[START]

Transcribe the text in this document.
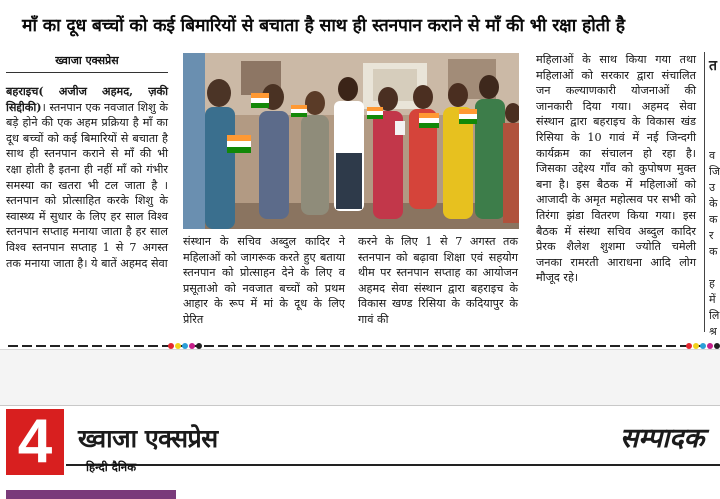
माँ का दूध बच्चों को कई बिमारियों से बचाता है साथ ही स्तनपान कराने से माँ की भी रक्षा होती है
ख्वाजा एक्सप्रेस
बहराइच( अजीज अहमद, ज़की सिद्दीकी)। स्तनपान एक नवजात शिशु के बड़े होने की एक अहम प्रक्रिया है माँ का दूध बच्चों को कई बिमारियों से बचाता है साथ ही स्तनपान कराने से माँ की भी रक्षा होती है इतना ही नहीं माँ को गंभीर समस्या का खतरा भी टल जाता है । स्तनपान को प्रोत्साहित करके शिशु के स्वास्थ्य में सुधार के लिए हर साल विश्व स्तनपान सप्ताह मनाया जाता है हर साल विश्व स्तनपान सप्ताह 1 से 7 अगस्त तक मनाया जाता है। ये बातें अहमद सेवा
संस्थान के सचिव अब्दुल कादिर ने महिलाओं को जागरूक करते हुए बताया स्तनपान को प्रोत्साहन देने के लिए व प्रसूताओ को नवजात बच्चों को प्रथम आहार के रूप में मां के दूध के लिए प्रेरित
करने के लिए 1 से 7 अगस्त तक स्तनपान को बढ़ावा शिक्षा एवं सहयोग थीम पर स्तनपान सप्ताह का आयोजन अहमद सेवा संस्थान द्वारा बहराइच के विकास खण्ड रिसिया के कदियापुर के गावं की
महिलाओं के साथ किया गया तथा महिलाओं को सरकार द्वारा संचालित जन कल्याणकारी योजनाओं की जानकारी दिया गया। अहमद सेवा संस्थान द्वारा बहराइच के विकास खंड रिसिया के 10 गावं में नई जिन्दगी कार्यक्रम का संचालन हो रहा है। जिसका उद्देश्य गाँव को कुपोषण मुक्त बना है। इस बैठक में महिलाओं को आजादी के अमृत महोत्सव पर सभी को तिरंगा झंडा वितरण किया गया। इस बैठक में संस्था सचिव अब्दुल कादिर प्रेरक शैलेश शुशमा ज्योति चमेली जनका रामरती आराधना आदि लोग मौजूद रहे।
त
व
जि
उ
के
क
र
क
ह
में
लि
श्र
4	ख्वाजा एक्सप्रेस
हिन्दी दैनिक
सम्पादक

[END]
[START]

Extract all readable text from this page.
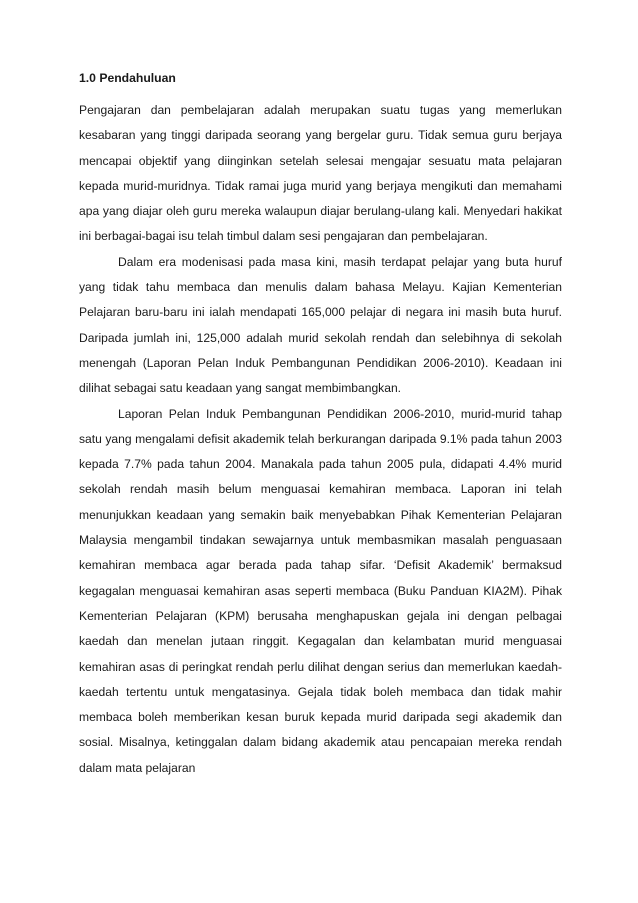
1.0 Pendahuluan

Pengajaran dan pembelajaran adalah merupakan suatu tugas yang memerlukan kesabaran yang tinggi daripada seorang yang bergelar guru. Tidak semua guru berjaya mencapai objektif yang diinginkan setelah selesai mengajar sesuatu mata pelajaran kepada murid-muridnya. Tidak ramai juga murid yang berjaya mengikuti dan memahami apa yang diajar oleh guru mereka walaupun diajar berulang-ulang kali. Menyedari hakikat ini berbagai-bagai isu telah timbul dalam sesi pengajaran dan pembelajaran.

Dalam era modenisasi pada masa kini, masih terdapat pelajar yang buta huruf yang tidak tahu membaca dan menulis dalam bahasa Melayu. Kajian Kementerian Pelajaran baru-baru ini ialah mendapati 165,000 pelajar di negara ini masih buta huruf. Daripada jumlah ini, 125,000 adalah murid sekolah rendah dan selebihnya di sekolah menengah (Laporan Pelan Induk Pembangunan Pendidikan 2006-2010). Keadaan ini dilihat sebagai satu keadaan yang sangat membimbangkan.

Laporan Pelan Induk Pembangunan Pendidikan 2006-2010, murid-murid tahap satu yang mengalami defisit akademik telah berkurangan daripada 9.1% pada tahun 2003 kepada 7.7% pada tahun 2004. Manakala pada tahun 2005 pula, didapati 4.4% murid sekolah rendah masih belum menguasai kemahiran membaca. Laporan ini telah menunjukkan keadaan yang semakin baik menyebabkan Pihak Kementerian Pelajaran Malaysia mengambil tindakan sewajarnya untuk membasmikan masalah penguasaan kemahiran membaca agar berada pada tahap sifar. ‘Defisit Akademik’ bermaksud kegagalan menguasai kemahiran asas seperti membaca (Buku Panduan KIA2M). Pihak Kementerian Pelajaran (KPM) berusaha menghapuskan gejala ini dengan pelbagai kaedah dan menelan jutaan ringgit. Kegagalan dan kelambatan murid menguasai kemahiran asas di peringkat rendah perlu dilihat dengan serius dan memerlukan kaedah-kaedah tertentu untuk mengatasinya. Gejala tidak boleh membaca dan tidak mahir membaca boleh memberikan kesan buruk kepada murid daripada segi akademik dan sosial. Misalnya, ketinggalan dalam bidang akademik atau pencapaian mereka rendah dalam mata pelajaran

[END]

Copy each line in the data that holds the word "this".

◆ Expected output ◆
Transcribe the text in this document.
Extract all readable text from this page.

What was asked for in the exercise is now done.